# DIRECTIONS FOR THIS TASK
Return each line of the records holding the string "맞꼭지각".

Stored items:

────

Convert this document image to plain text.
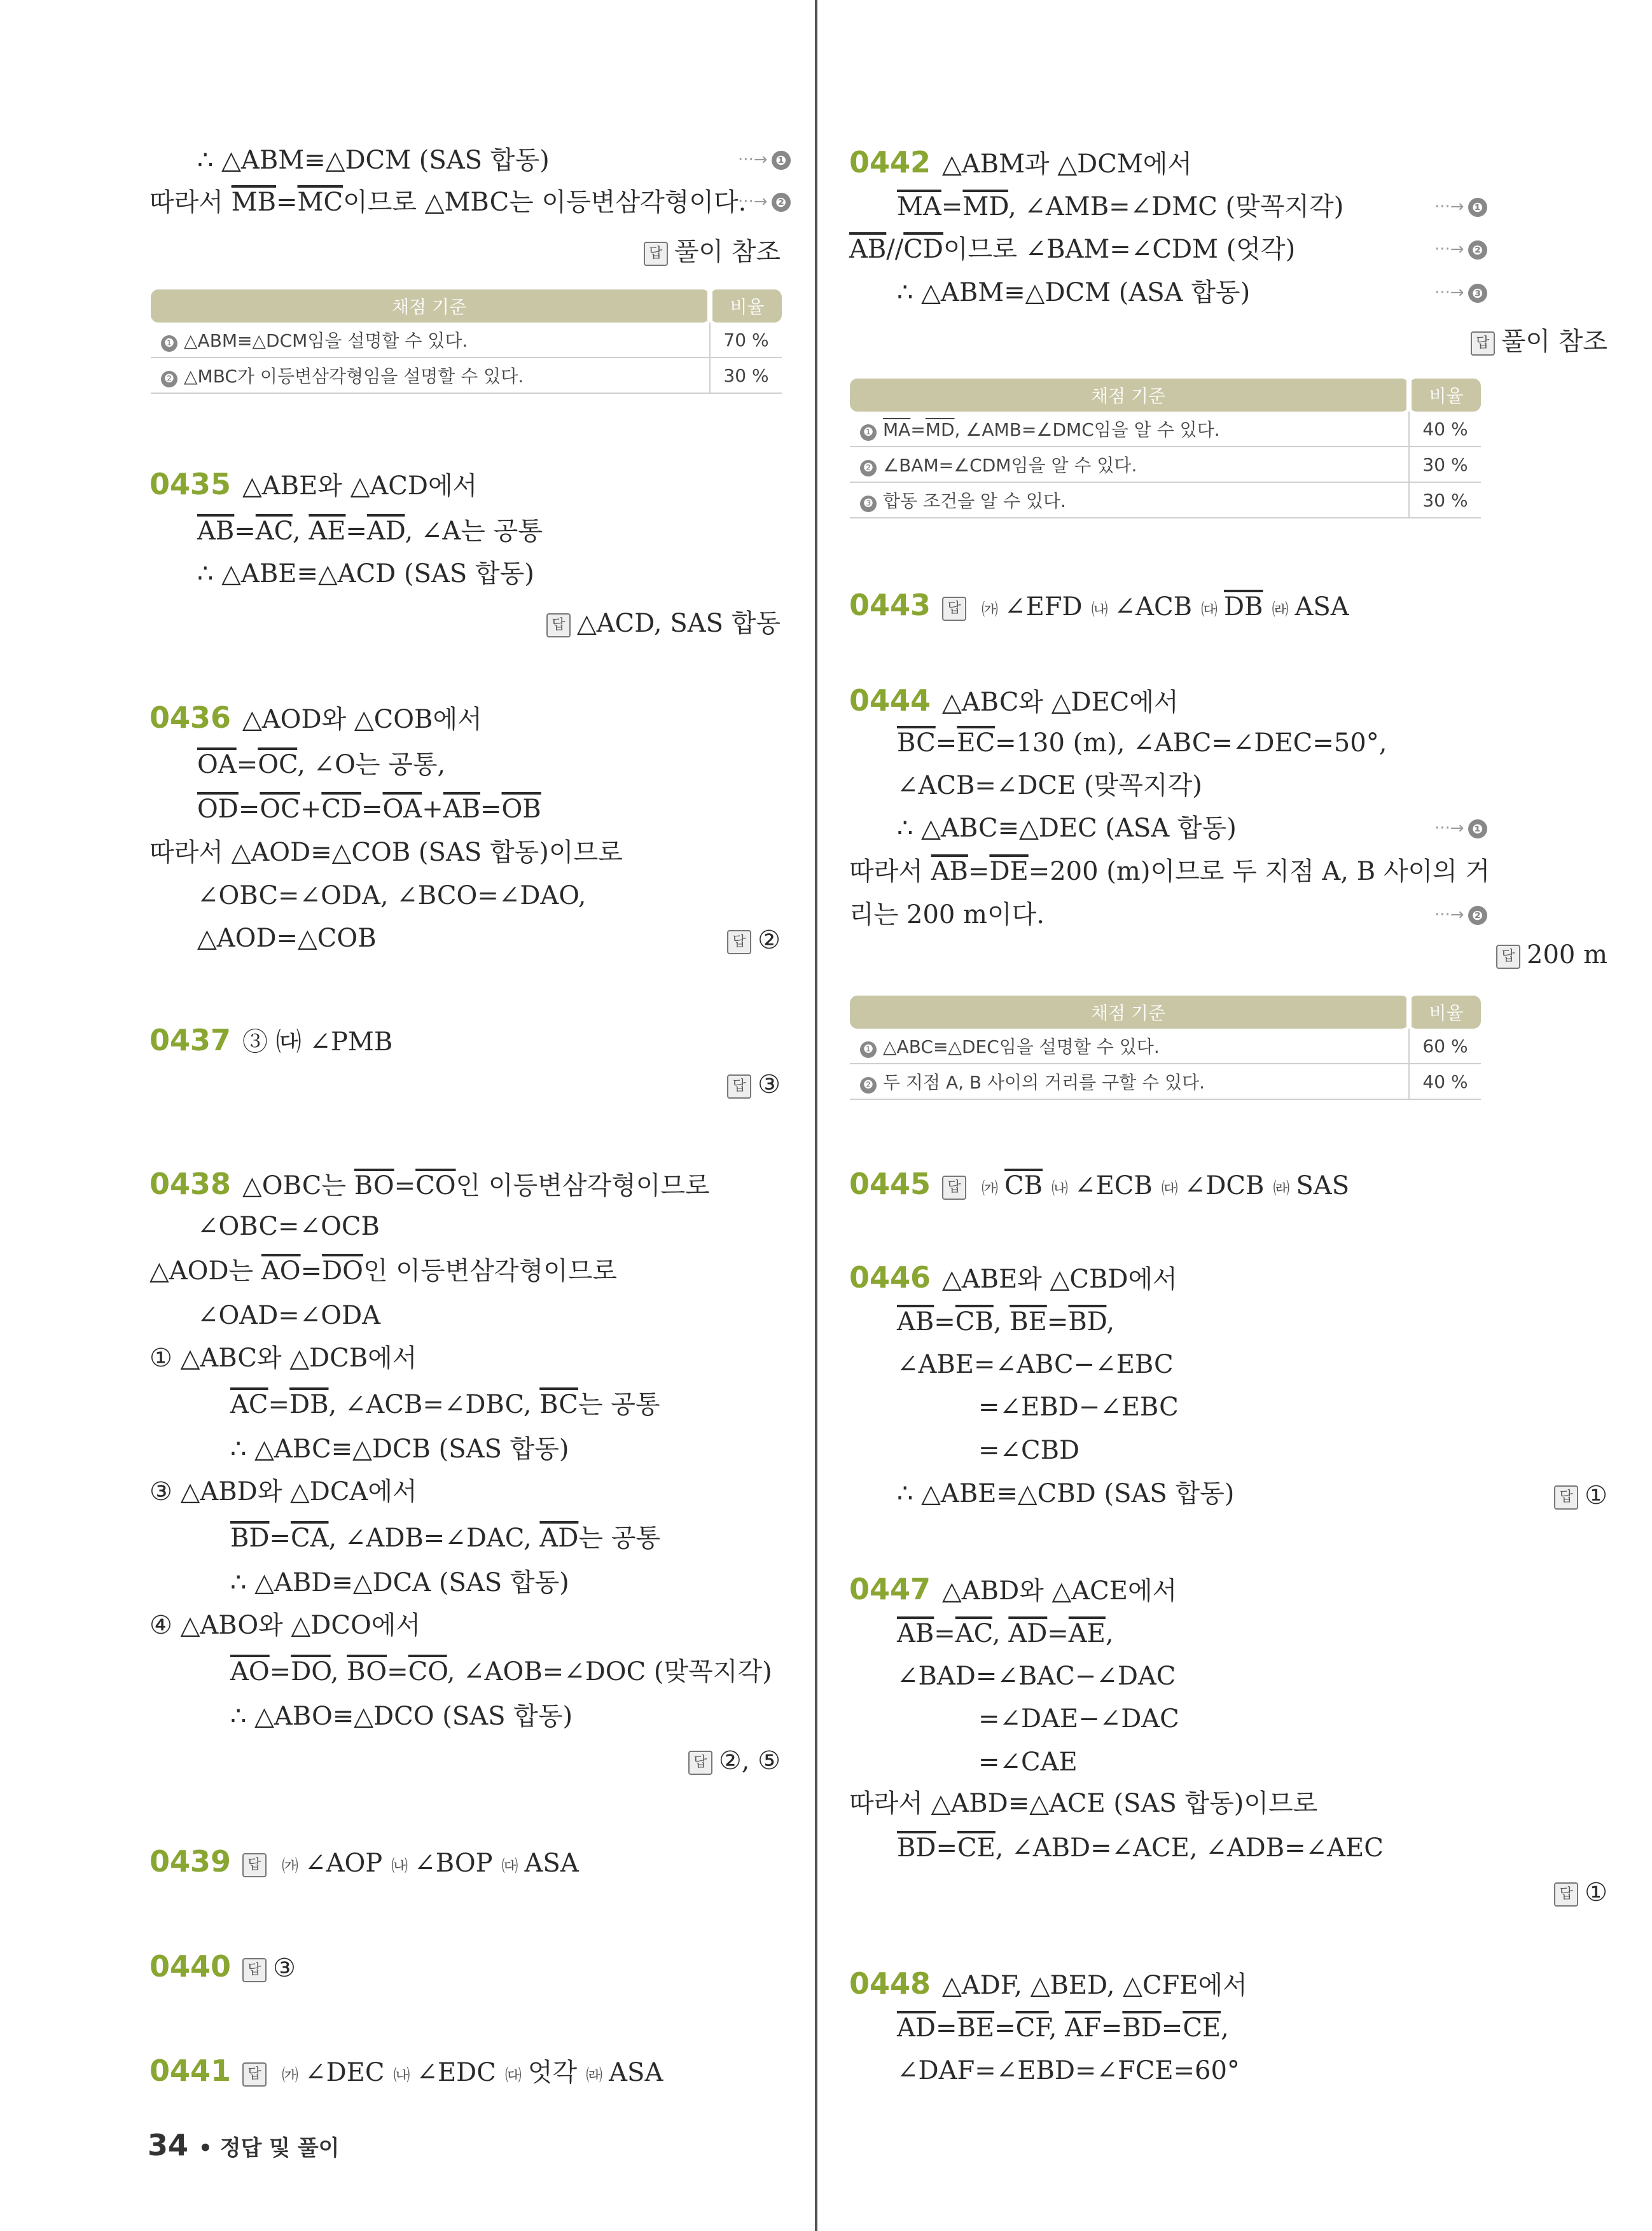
∴ △ABM≡△DCM (SAS 합동)	···→ ❶
따라서 $\overline{MB}=\overline{MC}$이므로 △MBC는 이등변삼각형이다.
···→ ❷
답 풀이 참조
채점 기준	비율
❶ △ABM≡△DCM임을 설명할 수 있다.	70 %
❷ △MBC가 이등변삼각형임을 설명할 수 있다.	30 %
0435 △ABE와 △ACD에서
$\overline{AB}=\overline{AC}$, $\overline{AE}=\overline{AD}$, ∠A는 공통
∴ △ABE≡△ACD (SAS 합동)
답 △ACD, SAS 합동
0436 △AOD와 △COB에서
$\overline{OA}=\overline{OC}$, ∠O는 공통,
$\overline{OD}=\overline{OC}+\overline{CD}=\overline{OA}+\overline{AB}=\overline{OB}$
따라서 △AOD≡△COB (SAS 합동)이므로
∠OBC=∠ODA, ∠BCO=∠DAO,
△AOD=△COB	답 ②
0437 ③ ㈐ ∠PMB
답 ③
0438 △OBC는 $\overline{BO}=\overline{CO}$인 이등변삼각형이므로
∠OBC=∠OCB
△AOD는 $\overline{AO}=\overline{DO}$인 이등변삼각형이므로
∠OAD=∠ODA
① △ABC와 △DCB에서
$\overline{AC}=\overline{DB}$, ∠ACB=∠DBC, $\overline{BC}$는 공통
∴ △ABC≡△DCB (SAS 합동)
③ △ABD와 △DCA에서
$\overline{BD}=\overline{CA}$, ∠ADB=∠DAC, $\overline{AD}$는 공통
∴ △ABD≡△DCA (SAS 합동)
④ △ABO와 △DCO에서
$\overline{AO}=\overline{DO}$, $\overline{BO}=\overline{CO}$, ∠AOB=∠DOC (맞꼭지각)
∴ △ABO≡△DCO (SAS 합동)
답 ②, ⑤
0439 답 ㈎ ∠AOP ㈏ ∠BOP ㈐ ASA
0440 답 ③
0441 답 ㈎ ∠DEC ㈏ ∠EDC ㈐ 엇각 ㈑ ASA
0442 △ABM과 △DCM에서
$\overline{MA}=\overline{MD}$, ∠AMB=∠DMC (맞꼭지각)	···→ ❶
$\overline{AB}//\overline{CD}$이므로 ∠BAM=∠CDM (엇각)	···→ ❷
∴ △ABM≡△DCM (ASA 합동)	···→ ❸
답 풀이 참조
채점 기준	비율
❶ $\overline{MA}=\overline{MD}$, ∠AMB=∠DMC임을 알 수 있다.	40 %
❷ ∠BAM=∠CDM임을 알 수 있다.	30 %
❸ 합동 조건을 알 수 있다.	30 %
0443 답 ㈎ ∠EFD ㈏ ∠ACB ㈐ $\overline{DB}$ ㈑ ASA
0444 △ABC와 △DEC에서
$\overline{BC}=\overline{EC}=130$ (m), ∠ABC=∠DEC=50°,
∠ACB=∠DCE (맞꼭지각)
∴ △ABC≡△DEC (ASA 합동)	···→ ❶
따라서 $\overline{AB}=\overline{DE}=200$ (m)이므로 두 지점 A, B 사이의 거
리는 200 m이다.	···→ ❷
답 200 m
채점 기준	비율
❶ △ABC≡△DEC임을 설명할 수 있다.	60 %
❷ 두 지점 A, B 사이의 거리를 구할 수 있다.	40 %
0445 답 ㈎ $\overline{CB}$ ㈏ ∠ECB ㈐ ∠DCB ㈑ SAS
0446 △ABE와 △CBD에서
$\overline{AB}=\overline{CB}$, $\overline{BE}=\overline{BD}$,
∠ABE=∠ABC−∠EBC
=∠EBD−∠EBC
=∠CBD
∴ △ABE≡△CBD (SAS 합동)	답 ①
0447 △ABD와 △ACE에서
$\overline{AB}=\overline{AC}$, $\overline{AD}=\overline{AE}$,
∠BAD=∠BAC−∠DAC
=∠DAE−∠DAC
=∠CAE
따라서 △ABD≡△ACE (SAS 합동)이므로
$\overline{BD}=\overline{CE}$, ∠ABD=∠ACE, ∠ADB=∠AEC
답 ①
0448 △ADF, △BED, △CFE에서
$\overline{AD}=\overline{BE}=\overline{CF}$, $\overline{AF}=\overline{BD}=\overline{CE}$,
∠DAF=∠EBD=∠FCE=60°
34 • 정답 및 풀이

────

# FINISHED ANSWER
$\overline{AO}=\overline{DO}$, $\overline{BO}=\overline{CO}$, ∠AOB=∠DOC (맞꼭지각)
$\overline{MA}=\overline{MD}$, ∠AMB=∠DMC (맞꼭지각)	···→ ❶
∠ACB=∠DCE (맞꼭지각)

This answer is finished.